Reproduce every record below exactly as it appears.

** start **

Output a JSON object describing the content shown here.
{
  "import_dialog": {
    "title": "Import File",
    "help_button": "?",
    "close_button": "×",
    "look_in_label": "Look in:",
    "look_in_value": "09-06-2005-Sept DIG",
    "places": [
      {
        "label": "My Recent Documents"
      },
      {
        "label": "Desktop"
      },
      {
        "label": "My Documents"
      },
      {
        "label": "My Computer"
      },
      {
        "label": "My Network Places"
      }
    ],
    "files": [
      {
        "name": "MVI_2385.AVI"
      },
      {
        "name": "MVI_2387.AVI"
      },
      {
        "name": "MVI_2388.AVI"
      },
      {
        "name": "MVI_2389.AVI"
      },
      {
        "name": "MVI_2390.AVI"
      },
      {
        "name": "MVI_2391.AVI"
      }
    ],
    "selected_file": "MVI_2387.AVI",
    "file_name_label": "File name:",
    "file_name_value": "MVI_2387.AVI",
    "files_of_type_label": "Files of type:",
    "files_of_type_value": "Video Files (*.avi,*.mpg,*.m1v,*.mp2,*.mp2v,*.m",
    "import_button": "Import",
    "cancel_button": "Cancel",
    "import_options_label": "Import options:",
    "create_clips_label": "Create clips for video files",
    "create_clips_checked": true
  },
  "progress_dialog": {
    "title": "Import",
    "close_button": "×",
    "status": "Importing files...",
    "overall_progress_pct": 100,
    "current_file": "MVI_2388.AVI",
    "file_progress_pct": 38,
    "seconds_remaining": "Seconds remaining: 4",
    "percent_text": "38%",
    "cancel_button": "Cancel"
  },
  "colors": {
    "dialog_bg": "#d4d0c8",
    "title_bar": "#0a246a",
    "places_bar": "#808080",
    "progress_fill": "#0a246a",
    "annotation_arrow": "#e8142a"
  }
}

** end **

■ **FULL OUTPUT**
Output a JSON object describing the content shown here.
{
  "import_dialog": {
    "title": "Import File",
    "help_button": "?",
    "close_button": "×",
    "look_in_label": "Look in:",
    "look_in_value": "09-06-2005-Sept DIG",
    "places": [
      {
        "label": "My Recent Documents"
      },
      {
        "label": "Desktop"
      },
      {
        "label": "My Documents"
      },
      {
        "label": "My Computer"
      },
      {
        "label": "My Network Places"
      }
    ],
    "files": [
      {
        "name": "MVI_2385.AVI"
      },
      {
        "name": "MVI_2387.AVI"
      },
      {
        "name": "MVI_2388.AVI"
      },
      {
        "name": "MVI_2389.AVI"
      },
      {
        "name": "MVI_2390.AVI"
      },
      {
        "name": "MVI_2391.AVI"
      }
    ],
    "selected_file": "MVI_2387.AVI",
    "file_name_label": "File name:",
    "file_name_value": "MVI_2387.AVI",
    "files_of_type_label": "Files of type:",
    "files_of_type_value": "Video Files (*.avi,*.mpg,*.m1v,*.mp2,*.mp2v,*.m",
    "import_button": "Import",
    "cancel_button": "Cancel",
    "import_options_label": "Import options:",
    "create_clips_label": "Create clips for video files",
    "create_clips_checked": true
  },
  "progress_dialog": {
    "title": "Import",
    "close_button": "×",
    "status": "Importing files...",
    "overall_progress_pct": 100,
    "current_file": "MVI_2388.AVI",
    "file_progress_pct": 38,
    "seconds_remaining": "Seconds remaining: 4",
    "percent_text": "38%",
    "cancel_button": "Cancel"
  },
  "colors": {
    "dialog_bg": "#d4d0c8",
    "title_bar": "#0a246a",
    "places_bar": "#808080",
    "progress_fill": "#0a246a",
    "annotation_arrow": "#e8142a"
  }
}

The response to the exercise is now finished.